───── Provided entries

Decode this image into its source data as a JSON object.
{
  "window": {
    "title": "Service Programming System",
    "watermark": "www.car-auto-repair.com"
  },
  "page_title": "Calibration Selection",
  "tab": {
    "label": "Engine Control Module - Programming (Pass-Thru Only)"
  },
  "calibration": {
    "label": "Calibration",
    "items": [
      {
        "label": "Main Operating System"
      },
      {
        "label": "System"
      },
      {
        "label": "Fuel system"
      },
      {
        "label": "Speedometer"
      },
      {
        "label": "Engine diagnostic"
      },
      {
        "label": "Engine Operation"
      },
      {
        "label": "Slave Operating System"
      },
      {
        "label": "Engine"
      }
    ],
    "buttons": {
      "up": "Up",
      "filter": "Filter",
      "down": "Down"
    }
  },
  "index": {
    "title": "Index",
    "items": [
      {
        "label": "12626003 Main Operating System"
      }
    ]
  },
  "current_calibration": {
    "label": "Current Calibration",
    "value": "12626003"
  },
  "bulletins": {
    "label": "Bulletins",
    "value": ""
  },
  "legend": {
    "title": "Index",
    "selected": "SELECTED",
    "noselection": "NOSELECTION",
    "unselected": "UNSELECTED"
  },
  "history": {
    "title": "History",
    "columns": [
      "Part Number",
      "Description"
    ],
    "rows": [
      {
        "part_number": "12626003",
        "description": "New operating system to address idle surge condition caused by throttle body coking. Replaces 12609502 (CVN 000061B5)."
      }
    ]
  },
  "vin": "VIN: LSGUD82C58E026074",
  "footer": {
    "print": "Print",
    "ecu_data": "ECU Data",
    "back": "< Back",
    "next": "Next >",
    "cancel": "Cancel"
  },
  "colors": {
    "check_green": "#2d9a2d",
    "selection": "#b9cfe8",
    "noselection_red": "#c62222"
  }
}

──────────

**Work to be completed**
From the records above, pull out every line containing the word "Programming".

**Finished task**
    "title": "Service Programming System",
    "label": "Engine Control Module - Programming (Pass-Thru Only)"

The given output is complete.